• SET PROBLEM: Can you transcribe every line exactly and leave the pictures behind?

Dataset records:
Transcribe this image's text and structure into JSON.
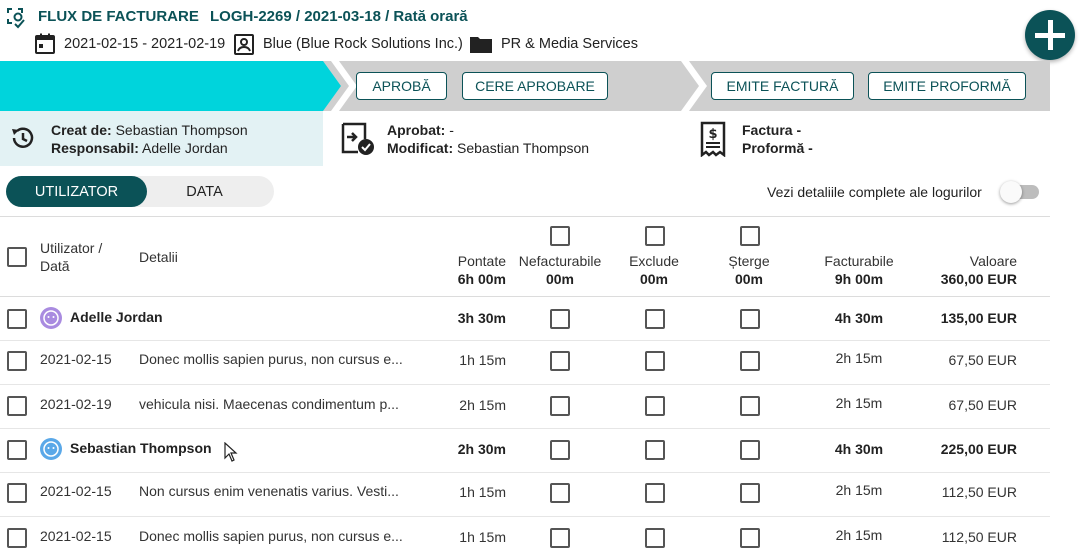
{
  "header": {
    "title": "FLUX DE FACTURARE",
    "subtitle": "LOGH-2269 / 2021-03-18 / Rată orară",
    "date_range": "2021-02-15 - 2021-02-19",
    "client": "Blue (Blue Rock Solutions Inc.)",
    "project": "PR & Media Services"
  },
  "workflow": {
    "approve": "APROBĂ",
    "request_approval": "CERE APROBARE",
    "issue_invoice": "EMITE FACTURĂ",
    "issue_proforma": "EMITE PROFORMĂ"
  },
  "info": {
    "created_label": "Creat de:",
    "created_value": "Sebastian Thompson",
    "responsible_label": "Responsabil:",
    "responsible_value": "Adelle Jordan",
    "approved_label": "Aprobat:",
    "approved_value": "-",
    "modified_label": "Modificat:",
    "modified_value": "Sebastian Thompson",
    "invoice_label": "Factura",
    "invoice_value": "-",
    "proforma_label": "Proformă",
    "proforma_value": "-"
  },
  "view_toggle": {
    "user": "UTILIZATOR",
    "date": "DATA"
  },
  "details_switch_label": "Vezi detaliile complete ale logurilor",
  "table": {
    "col_user": "Utilizator /",
    "col_user2": "Dată",
    "col_details": "Detalii",
    "col_logged": "Pontate",
    "col_logged_total": "6h 00m",
    "col_nonbillable": "Nefacturabile",
    "col_nonbillable_total": "00m",
    "col_exclude": "Exclude",
    "col_exclude_total": "00m",
    "col_delete": "Șterge",
    "col_delete_total": "00m",
    "col_billable": "Facturabile",
    "col_billable_total": "9h 00m",
    "col_value": "Valoare",
    "col_value_total": "360,00 EUR",
    "rows": [
      {
        "type": "user",
        "label": "Adelle Jordan",
        "logged": "3h 30m",
        "billable": "4h 30m",
        "value": "135,00 EUR"
      },
      {
        "type": "entry",
        "date": "2021-02-15",
        "details": "Donec mollis sapien purus, non cursus e...",
        "logged": "1h 15m",
        "billable": "2h 15m",
        "value": "67,50 EUR"
      },
      {
        "type": "entry",
        "date": "2021-02-19",
        "details": "vehicula nisi. Maecenas condimentum p...",
        "logged": "2h 15m",
        "billable": "2h 15m",
        "value": "67,50 EUR"
      },
      {
        "type": "user",
        "label": "Sebastian Thompson",
        "logged": "2h 30m",
        "billable": "4h 30m",
        "value": "225,00 EUR"
      },
      {
        "type": "entry",
        "date": "2021-02-15",
        "details": "Non cursus enim venenatis varius. Vesti...",
        "logged": "1h 15m",
        "billable": "2h 15m",
        "value": "112,50 EUR"
      },
      {
        "type": "entry",
        "date": "2021-02-15",
        "details": "Donec mollis sapien purus, non cursus e...",
        "logged": "1h 15m",
        "billable": "2h 15m",
        "value": "112,50 EUR"
      }
    ]
  },
  "colors": {
    "brand": "#0b5257",
    "progress": "#00d4dc",
    "band_grey": "#cfcfcf",
    "info_bg": "#e3f2f4"
  },
  "icons": [
    "workflow-icon",
    "calendar-icon",
    "contact-card-icon",
    "folder-icon",
    "add-icon",
    "history-icon",
    "approve-doc-icon",
    "receipt-icon",
    "cursor-icon"
  ]
}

• SOLVED EXERCISE:
Transcribe this image's text and structure into JSON.
{
  "header": {
    "title": "FLUX DE FACTURARE",
    "subtitle": "LOGH-2269 / 2021-03-18 / Rată orară",
    "date_range": "2021-02-15 - 2021-02-19",
    "client": "Blue (Blue Rock Solutions Inc.)",
    "project": "PR & Media Services"
  },
  "workflow": {
    "approve": "APROBĂ",
    "request_approval": "CERE APROBARE",
    "issue_invoice": "EMITE FACTURĂ",
    "issue_proforma": "EMITE PROFORMĂ"
  },
  "info": {
    "created_label": "Creat de:",
    "created_value": "Sebastian Thompson",
    "responsible_label": "Responsabil:",
    "responsible_value": "Adelle Jordan",
    "approved_label": "Aprobat:",
    "approved_value": "-",
    "modified_label": "Modificat:",
    "modified_value": "Sebastian Thompson",
    "invoice_label": "Factura",
    "invoice_value": "-",
    "proforma_label": "Proformă",
    "proforma_value": "-"
  },
  "view_toggle": {
    "user": "UTILIZATOR",
    "date": "DATA"
  },
  "details_switch_label": "Vezi detaliile complete ale logurilor",
  "table": {
    "col_user": "Utilizator /",
    "col_user2": "Dată",
    "col_details": "Detalii",
    "col_logged": "Pontate",
    "col_logged_total": "6h 00m",
    "col_nonbillable": "Nefacturabile",
    "col_nonbillable_total": "00m",
    "col_exclude": "Exclude",
    "col_exclude_total": "00m",
    "col_delete": "Șterge",
    "col_delete_total": "00m",
    "col_billable": "Facturabile",
    "col_billable_total": "9h 00m",
    "col_value": "Valoare",
    "col_value_total": "360,00 EUR",
    "rows": [
      {
        "type": "user",
        "label": "Adelle Jordan",
        "logged": "3h 30m",
        "billable": "4h 30m",
        "value": "135,00 EUR"
      },
      {
        "type": "entry",
        "date": "2021-02-15",
        "details": "Donec mollis sapien purus, non cursus e...",
        "logged": "1h 15m",
        "billable": "2h 15m",
        "value": "67,50 EUR"
      },
      {
        "type": "entry",
        "date": "2021-02-19",
        "details": "vehicula nisi. Maecenas condimentum p...",
        "logged": "2h 15m",
        "billable": "2h 15m",
        "value": "67,50 EUR"
      },
      {
        "type": "user",
        "label": "Sebastian Thompson",
        "logged": "2h 30m",
        "billable": "4h 30m",
        "value": "225,00 EUR"
      },
      {
        "type": "entry",
        "date": "2021-02-15",
        "details": "Non cursus enim venenatis varius. Vesti...",
        "logged": "1h 15m",
        "billable": "2h 15m",
        "value": "112,50 EUR"
      },
      {
        "type": "entry",
        "date": "2021-02-15",
        "details": "Donec mollis sapien purus, non cursus e...",
        "logged": "1h 15m",
        "billable": "2h 15m",
        "value": "112,50 EUR"
      }
    ]
  },
  "colors": {
    "brand": "#0b5257",
    "progress": "#00d4dc",
    "band_grey": "#cfcfcf",
    "info_bg": "#e3f2f4"
  },
  "icons": [
    "workflow-icon",
    "calendar-icon",
    "contact-card-icon",
    "folder-icon",
    "add-icon",
    "history-icon",
    "approve-doc-icon",
    "receipt-icon",
    "cursor-icon"
  ]
}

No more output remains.